* **WORK TO BE COMPLETED**
Find every line with the string "subtitle" in it, count them, and reply with that count only.

───── PROVIDED RECORDS ─────

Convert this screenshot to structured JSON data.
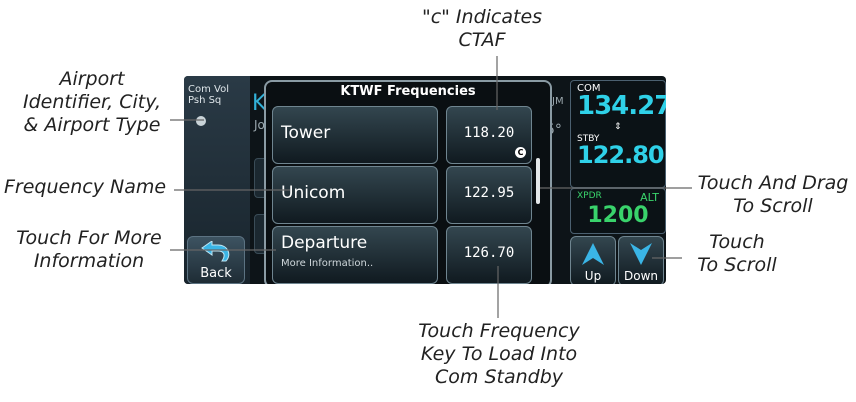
{
  "callouts": {
    "c_indicates": [
      "\"c\" Indicates",
      "CTAF"
    ],
    "airport_id": [
      "Airport",
      "Identifier, City,",
      "& Airport Type"
    ],
    "freq_name": [
      "Frequency Name"
    ],
    "touch_more": [
      "Touch For More",
      "Information"
    ],
    "touch_drag": [
      "Touch And Drag",
      "To Scroll"
    ],
    "touch_scroll": [
      "Touch",
      "To Scroll"
    ],
    "touch_freq": [
      "Touch Frequency",
      "Key To Load Into",
      "Com Standby"
    ]
  },
  "left_panel": {
    "com_vol": "Com Vol",
    "psh_sq": "Psh Sq",
    "back_label": "Back"
  },
  "background": {
    "airport_letter": "K",
    "city_abbrev": "Jo",
    "unit_text": "JM",
    "degree_text": "5°"
  },
  "popup": {
    "title": "KTWF Frequencies",
    "rows": [
      {
        "name": "Tower",
        "sub": "",
        "freq": "118.20",
        "ctaf": "C"
      },
      {
        "name": "Unicom",
        "sub": "",
        "freq": "122.95",
        "ctaf": ""
      },
      {
        "name": "Departure",
        "sub": "More Information..",
        "freq": "126.70",
        "ctaf": ""
      }
    ]
  },
  "com_panel": {
    "com_label": "COM",
    "active": "134.27",
    "swap": "⇕",
    "stby_label": "STBY",
    "standby": "122.80",
    "xpdr_label": "XPDR",
    "alt_label": "ALT",
    "squawk": "1200",
    "up_label": "Up",
    "down_label": "Down"
  },
  "colors": {
    "accent_cyan": "#2fd1e8",
    "xpdr_green": "#39d36b",
    "arrow_blue": "#3ab5e6"
  }
}
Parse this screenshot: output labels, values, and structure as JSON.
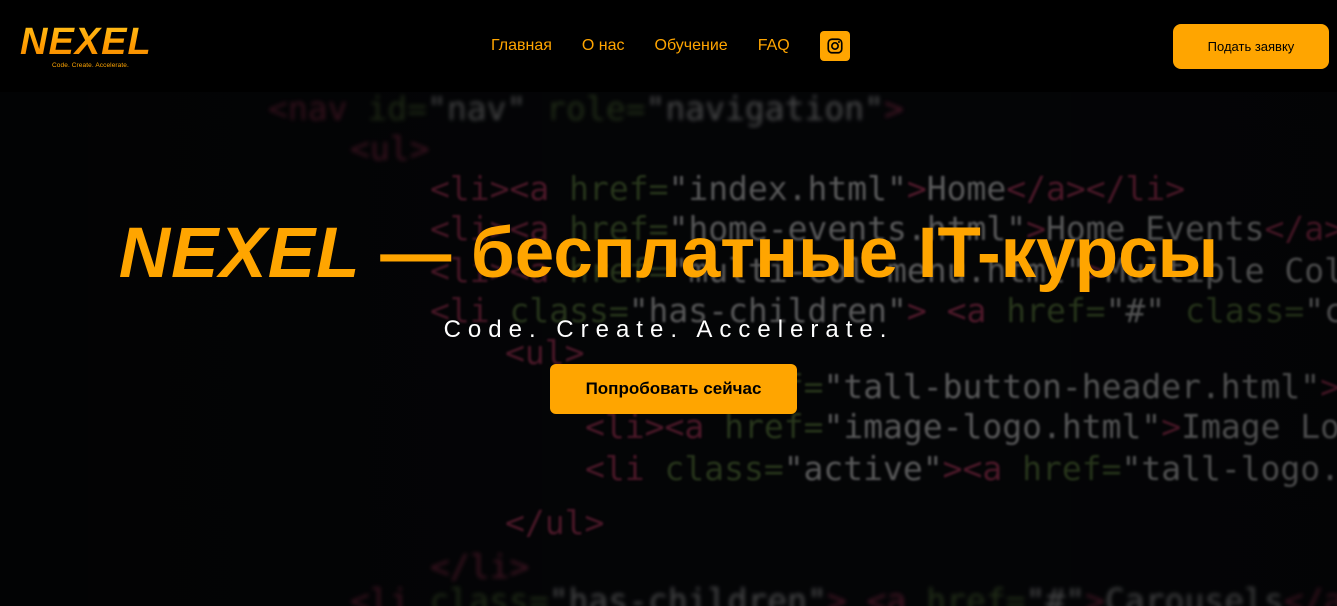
{
  "header": {
    "logo_text": "NEXEL",
    "logo_tagline": "Code. Create. Accelerate.",
    "nav": [
      {
        "label": "Главная"
      },
      {
        "label": "О нас"
      },
      {
        "label": "Обучение"
      },
      {
        "label": "FAQ"
      }
    ],
    "instagram_icon": "instagram-icon",
    "cta_label": "Подать заявку"
  },
  "hero": {
    "title_brand": "NEXEL",
    "title_rest": " — бесплатные IT-курсы",
    "subtitle": "Code. Create. Accelerate.",
    "button_label": "Попробовать сейчас"
  },
  "background_code": [
    "<nav id=\"nav\" role=\"navigation\">",
    "<ul>",
    "<li><a href=\"index.html\">Home</a></li>",
    "<li><a href=\"home-events.html\">Home Events</a></li>",
    "<li><a href=\"multi-col-menu.html\">Multiple Column Menu</a></li>",
    "<li class=\"has-children\"> <a href=\"#\" class=\"current\">",
    "<ul>",
    "<li><a href=\"tall-button-header.html\">Tall Button",
    "<li><a href=\"image-logo.html\">Image Logo</a></li>",
    "<li class=\"active\"><a href=\"tall-logo.html\">Tall Logo</a></li>",
    "</ul>",
    "</li>",
    "<li class=\"has-children\"> <a href=\"#\">Carousels</a>"
  ],
  "colors": {
    "accent": "#ffa500",
    "background": "#000000",
    "subtitle": "#ffffff",
    "code_tag": "#b0345a",
    "code_attr": "#5a7a3a",
    "code_string": "#c8c8c8"
  }
}
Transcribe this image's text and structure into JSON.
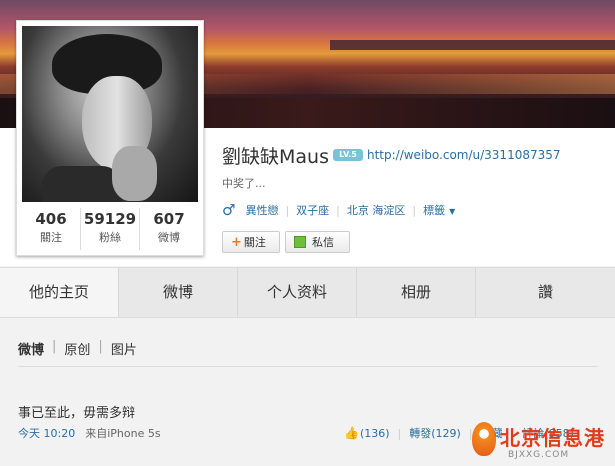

─────

* **EXERCISE ANSWER**
2